▶ **What to do**
Look through the data below. Show each line where the string "Челябинской" occurs.

Dataset excerpt:
** Begin **
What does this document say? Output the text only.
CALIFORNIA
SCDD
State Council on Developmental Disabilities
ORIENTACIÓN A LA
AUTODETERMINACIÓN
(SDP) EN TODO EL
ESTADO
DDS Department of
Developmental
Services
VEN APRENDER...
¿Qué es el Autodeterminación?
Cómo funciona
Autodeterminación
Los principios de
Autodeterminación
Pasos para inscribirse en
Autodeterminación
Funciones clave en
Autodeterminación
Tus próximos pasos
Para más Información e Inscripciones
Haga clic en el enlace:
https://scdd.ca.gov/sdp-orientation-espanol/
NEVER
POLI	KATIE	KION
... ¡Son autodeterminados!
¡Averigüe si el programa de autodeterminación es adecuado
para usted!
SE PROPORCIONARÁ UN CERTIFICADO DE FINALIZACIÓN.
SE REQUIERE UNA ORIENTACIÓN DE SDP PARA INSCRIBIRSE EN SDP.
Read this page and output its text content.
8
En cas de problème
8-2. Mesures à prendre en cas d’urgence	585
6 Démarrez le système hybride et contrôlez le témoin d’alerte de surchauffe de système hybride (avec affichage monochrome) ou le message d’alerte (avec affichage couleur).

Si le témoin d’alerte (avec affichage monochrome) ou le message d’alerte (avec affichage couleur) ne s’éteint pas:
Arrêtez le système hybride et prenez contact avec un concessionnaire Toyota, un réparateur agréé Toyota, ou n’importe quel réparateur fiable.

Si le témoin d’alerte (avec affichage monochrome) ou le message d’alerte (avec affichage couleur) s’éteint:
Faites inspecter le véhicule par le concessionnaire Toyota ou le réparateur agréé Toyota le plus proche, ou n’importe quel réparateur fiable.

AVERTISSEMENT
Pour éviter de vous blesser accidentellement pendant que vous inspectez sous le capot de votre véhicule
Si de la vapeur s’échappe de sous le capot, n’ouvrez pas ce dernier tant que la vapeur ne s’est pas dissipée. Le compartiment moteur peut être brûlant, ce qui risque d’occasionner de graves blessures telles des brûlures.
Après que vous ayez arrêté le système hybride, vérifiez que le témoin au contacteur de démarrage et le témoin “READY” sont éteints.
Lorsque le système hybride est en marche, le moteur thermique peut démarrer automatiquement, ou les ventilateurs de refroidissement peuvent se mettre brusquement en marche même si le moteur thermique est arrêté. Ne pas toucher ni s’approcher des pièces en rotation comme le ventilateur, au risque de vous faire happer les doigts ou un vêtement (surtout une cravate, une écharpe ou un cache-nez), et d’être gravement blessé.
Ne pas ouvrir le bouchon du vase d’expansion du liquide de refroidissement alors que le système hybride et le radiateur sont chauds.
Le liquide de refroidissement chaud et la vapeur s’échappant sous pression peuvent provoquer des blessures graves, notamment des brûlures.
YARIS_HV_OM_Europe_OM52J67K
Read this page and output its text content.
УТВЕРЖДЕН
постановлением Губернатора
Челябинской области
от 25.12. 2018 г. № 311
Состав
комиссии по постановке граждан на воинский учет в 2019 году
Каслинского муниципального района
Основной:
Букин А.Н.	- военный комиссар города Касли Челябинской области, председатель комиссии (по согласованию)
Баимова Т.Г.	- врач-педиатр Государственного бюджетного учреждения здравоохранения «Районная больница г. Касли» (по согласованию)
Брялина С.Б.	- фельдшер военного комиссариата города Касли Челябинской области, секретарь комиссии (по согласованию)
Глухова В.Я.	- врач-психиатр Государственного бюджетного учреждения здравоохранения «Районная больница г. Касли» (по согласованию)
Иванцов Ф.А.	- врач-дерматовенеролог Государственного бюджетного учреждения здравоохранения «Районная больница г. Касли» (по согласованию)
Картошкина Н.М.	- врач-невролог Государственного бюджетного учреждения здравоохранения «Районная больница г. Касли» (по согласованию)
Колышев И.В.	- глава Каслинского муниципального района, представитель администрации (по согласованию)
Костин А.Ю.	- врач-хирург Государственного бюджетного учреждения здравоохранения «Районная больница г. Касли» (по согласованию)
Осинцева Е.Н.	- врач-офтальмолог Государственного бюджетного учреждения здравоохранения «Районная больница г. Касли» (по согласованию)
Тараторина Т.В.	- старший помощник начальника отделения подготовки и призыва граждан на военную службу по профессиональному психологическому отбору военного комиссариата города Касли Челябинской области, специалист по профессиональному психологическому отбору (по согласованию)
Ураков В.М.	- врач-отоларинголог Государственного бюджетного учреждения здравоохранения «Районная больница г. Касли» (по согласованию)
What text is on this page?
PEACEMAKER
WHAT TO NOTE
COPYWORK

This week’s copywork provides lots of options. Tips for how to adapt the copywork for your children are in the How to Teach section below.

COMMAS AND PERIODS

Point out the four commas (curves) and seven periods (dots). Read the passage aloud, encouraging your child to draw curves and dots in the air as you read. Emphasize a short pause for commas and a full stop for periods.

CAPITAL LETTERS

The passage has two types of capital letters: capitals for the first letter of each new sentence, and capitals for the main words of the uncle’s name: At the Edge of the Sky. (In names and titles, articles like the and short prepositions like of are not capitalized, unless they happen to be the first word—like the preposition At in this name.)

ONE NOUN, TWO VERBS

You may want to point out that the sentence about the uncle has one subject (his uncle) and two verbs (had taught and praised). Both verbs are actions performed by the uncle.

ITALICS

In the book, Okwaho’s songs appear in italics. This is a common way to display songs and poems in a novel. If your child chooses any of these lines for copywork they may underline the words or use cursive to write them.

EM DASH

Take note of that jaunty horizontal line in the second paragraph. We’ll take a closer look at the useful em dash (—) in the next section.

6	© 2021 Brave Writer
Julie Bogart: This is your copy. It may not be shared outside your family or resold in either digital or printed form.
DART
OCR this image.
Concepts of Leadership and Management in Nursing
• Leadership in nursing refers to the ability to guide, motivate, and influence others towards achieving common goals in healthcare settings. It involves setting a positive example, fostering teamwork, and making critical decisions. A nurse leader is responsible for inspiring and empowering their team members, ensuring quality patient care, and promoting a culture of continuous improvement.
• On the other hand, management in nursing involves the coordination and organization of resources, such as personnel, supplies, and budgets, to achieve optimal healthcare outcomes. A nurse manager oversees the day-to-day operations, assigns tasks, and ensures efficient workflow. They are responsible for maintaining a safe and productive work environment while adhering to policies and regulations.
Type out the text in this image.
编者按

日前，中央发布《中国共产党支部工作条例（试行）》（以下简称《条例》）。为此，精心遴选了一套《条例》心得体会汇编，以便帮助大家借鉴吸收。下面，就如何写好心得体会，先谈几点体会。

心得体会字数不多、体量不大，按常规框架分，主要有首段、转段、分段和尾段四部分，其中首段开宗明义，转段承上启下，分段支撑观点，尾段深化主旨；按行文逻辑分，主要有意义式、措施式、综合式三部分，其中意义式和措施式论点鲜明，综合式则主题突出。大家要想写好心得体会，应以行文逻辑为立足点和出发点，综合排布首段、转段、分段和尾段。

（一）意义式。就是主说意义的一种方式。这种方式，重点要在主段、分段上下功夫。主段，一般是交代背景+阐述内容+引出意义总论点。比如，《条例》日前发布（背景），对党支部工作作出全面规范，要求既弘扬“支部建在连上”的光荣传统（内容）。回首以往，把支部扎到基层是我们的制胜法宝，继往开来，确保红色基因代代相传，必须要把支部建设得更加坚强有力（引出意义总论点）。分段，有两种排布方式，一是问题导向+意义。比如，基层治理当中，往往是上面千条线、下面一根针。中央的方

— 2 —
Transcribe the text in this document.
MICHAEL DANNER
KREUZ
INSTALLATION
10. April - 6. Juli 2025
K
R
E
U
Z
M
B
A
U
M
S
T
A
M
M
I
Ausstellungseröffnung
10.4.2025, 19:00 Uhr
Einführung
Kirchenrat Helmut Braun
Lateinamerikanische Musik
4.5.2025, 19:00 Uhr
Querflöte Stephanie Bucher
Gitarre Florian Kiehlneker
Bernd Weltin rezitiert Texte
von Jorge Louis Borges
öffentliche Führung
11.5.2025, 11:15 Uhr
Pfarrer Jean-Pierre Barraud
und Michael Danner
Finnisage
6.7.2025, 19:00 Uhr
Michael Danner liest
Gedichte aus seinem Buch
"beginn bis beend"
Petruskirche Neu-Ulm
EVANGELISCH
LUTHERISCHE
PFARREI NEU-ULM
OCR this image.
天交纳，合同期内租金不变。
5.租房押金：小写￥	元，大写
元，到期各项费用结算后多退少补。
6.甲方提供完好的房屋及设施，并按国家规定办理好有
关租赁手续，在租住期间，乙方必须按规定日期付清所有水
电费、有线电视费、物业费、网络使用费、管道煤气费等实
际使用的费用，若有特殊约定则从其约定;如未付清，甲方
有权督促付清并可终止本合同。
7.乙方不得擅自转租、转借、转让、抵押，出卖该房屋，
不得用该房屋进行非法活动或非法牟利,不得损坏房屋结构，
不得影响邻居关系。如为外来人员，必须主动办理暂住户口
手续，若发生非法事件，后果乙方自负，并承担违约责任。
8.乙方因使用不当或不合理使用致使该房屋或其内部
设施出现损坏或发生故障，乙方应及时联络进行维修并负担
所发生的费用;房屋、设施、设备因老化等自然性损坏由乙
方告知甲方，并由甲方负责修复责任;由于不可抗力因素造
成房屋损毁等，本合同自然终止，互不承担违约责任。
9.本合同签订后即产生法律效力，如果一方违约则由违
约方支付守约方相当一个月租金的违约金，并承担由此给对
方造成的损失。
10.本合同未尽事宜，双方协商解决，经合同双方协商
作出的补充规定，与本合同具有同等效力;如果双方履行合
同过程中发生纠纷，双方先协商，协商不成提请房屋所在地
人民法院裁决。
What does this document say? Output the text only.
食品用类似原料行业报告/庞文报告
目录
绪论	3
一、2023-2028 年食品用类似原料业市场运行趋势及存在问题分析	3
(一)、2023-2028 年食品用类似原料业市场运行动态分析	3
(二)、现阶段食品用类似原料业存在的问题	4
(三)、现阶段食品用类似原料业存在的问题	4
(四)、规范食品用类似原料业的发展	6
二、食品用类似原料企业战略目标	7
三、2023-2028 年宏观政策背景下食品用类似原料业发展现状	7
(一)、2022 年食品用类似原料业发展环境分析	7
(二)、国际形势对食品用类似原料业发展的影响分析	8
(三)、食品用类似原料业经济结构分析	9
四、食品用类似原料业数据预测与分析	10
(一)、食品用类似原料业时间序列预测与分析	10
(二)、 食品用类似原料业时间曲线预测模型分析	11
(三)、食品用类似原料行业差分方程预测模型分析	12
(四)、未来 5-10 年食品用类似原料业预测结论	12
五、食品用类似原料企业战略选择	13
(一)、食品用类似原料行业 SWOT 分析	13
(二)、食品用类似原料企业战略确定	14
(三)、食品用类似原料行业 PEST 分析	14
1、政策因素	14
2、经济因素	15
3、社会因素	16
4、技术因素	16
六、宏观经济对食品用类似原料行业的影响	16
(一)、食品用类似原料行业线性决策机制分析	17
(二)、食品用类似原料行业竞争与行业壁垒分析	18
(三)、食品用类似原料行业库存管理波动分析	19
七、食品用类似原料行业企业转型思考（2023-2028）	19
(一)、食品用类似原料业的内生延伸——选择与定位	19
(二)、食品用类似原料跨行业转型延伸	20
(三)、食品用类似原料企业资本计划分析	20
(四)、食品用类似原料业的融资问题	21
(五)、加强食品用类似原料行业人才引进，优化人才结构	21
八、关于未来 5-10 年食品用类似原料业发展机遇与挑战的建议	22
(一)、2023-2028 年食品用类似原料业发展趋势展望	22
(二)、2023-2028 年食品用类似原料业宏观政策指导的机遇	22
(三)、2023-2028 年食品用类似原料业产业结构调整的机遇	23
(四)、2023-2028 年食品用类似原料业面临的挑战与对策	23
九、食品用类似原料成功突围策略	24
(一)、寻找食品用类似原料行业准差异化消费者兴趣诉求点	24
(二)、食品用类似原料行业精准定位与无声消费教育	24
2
** End **
▶ **Result of the exercise**
Челябинской области
Букин А.Н.	- военный комиссар города Касли Челябинской области, председатель комиссии (по согласованию)
Брялина С.Б.	- фельдшер военного комиссариата города Касли Челябинской области, секретарь комиссии (по согласованию)
Тараторина Т.В.	- старший помощник начальника отделения подготовки и призыва граждан на военную службу по профессиональному психологическому отбору военного комиссариата города Касли Челябинской области, специалист по профессиональному психологическому отбору (по согласованию)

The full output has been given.